## EXERCISE TASK
Reproduce the listing verbatim, starting at its first line and ending at the line containing "- data-label: 13.1%: [179, 193, 227, 211]", with both of those lines included.
[start EXTRACTED INFORMATION]
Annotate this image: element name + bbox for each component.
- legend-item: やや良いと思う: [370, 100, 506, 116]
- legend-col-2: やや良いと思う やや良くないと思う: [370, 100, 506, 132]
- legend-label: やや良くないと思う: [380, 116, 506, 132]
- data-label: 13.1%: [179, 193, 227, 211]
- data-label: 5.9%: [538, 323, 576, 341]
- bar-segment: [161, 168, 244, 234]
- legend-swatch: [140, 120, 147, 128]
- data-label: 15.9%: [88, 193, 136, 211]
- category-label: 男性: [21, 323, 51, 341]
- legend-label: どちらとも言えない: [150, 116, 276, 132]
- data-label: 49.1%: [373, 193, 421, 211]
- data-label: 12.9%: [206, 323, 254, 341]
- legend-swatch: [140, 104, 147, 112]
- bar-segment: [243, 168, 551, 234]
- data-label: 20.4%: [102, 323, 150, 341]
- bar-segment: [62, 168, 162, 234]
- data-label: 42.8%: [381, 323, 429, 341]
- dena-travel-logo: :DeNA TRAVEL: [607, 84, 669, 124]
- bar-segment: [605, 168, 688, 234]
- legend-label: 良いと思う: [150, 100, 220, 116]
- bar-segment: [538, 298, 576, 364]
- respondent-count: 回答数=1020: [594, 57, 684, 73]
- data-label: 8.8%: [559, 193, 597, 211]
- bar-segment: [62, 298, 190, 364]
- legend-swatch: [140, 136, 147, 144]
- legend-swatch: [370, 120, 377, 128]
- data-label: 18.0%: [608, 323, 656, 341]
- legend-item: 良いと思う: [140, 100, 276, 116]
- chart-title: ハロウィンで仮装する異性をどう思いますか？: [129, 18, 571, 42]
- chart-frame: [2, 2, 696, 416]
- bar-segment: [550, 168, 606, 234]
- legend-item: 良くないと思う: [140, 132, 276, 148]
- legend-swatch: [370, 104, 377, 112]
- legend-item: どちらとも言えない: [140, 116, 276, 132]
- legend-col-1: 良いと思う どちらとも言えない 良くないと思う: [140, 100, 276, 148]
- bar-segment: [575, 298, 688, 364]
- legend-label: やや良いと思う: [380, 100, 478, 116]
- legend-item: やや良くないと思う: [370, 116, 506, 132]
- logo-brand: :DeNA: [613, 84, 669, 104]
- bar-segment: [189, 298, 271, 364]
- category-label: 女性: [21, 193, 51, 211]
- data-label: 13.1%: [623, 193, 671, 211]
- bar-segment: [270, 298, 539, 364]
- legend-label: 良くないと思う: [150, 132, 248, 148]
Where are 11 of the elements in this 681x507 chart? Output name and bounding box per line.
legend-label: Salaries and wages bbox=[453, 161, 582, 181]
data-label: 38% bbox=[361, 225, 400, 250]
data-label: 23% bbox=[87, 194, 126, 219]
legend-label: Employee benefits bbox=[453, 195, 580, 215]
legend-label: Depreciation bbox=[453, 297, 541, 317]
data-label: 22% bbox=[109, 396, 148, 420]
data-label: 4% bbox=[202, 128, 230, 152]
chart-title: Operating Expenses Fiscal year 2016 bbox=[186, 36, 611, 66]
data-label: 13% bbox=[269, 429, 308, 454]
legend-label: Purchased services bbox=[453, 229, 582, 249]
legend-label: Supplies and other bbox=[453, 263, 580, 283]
[end EXTRACTED INFORMATION]
## TASK SOLUTION
Annotate this image: element name + bbox for each component.
- legend-item: やや良いと思う: [370, 100, 506, 116]
- legend-col-2: やや良いと思う やや良くないと思う: [370, 100, 506, 132]
- legend-label: やや良くないと思う: [380, 116, 506, 132]
- data-label: 13.1%: [179, 193, 227, 211]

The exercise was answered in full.